Extracted material →
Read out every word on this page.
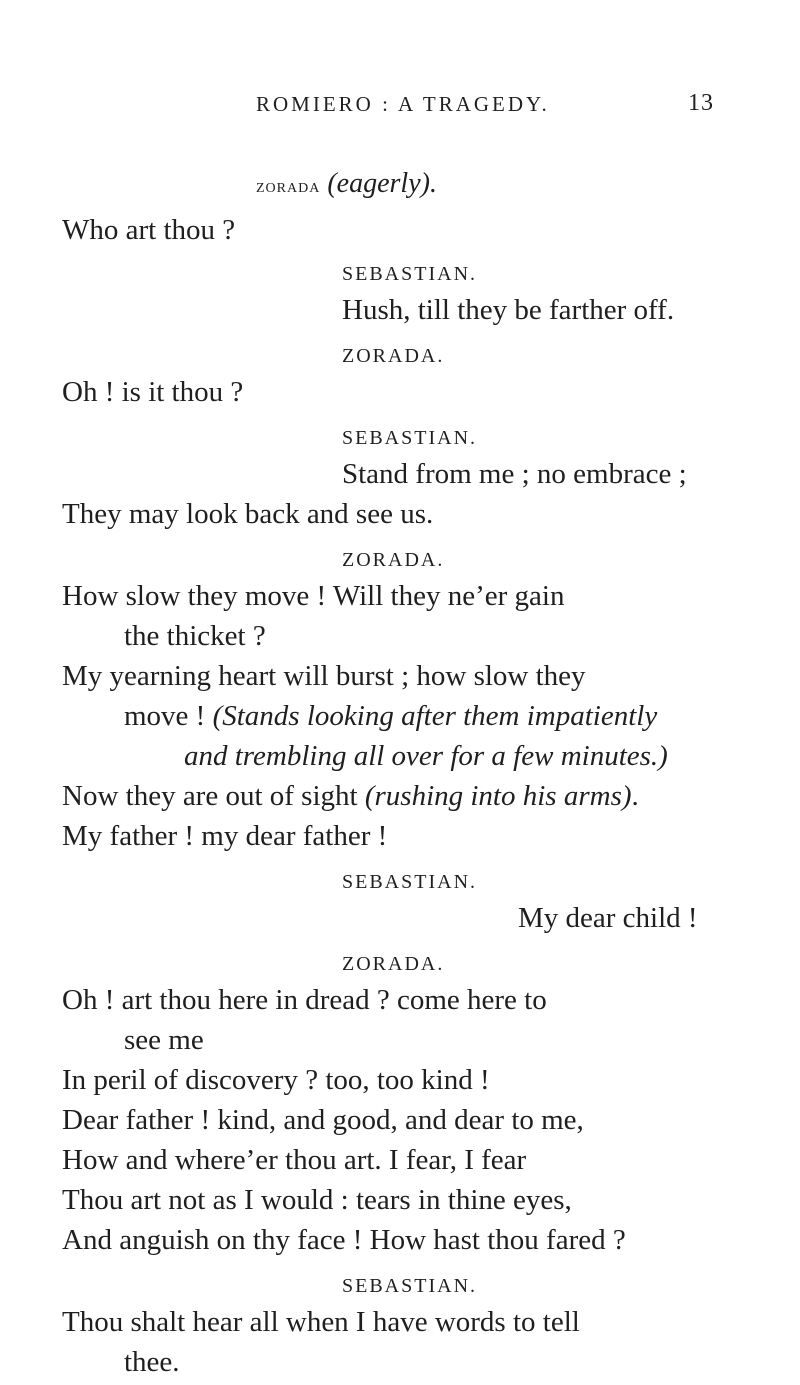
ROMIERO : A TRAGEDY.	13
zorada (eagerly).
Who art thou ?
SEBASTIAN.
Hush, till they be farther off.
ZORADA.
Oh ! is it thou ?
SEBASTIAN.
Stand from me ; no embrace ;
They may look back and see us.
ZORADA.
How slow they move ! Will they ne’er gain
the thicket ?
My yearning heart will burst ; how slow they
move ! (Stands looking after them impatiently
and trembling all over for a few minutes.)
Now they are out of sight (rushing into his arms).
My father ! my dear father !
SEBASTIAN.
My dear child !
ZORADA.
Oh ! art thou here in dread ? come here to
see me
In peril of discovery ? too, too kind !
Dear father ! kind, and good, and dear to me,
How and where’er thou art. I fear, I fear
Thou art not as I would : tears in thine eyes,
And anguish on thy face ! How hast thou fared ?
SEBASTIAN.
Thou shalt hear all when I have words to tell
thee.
==
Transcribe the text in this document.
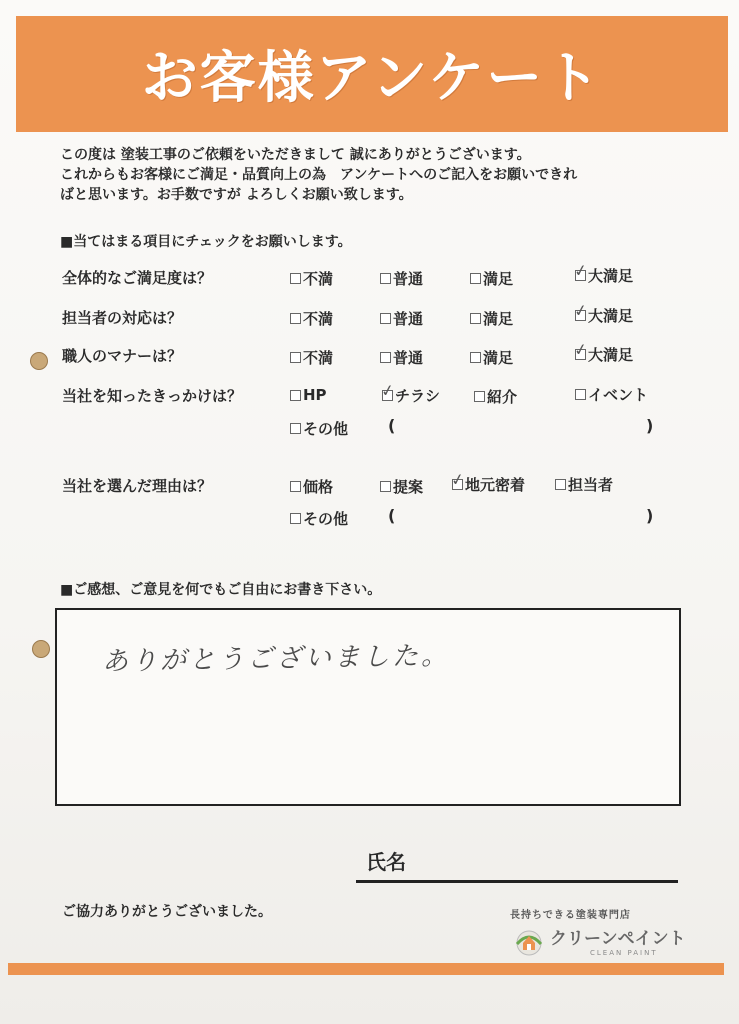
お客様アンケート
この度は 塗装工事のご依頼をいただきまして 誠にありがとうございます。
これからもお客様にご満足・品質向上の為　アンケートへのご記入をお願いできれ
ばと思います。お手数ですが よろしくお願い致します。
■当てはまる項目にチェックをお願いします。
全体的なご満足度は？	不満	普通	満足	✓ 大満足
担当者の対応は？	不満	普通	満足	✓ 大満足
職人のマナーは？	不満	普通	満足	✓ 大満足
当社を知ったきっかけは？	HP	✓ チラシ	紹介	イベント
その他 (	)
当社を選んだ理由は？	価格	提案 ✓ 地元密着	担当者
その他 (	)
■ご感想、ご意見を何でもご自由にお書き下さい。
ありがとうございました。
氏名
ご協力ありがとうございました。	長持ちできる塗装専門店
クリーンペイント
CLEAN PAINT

What is asked → Of all the lines in the entries, how many contain the word "kind"? Give only the number.

Exercise result → 2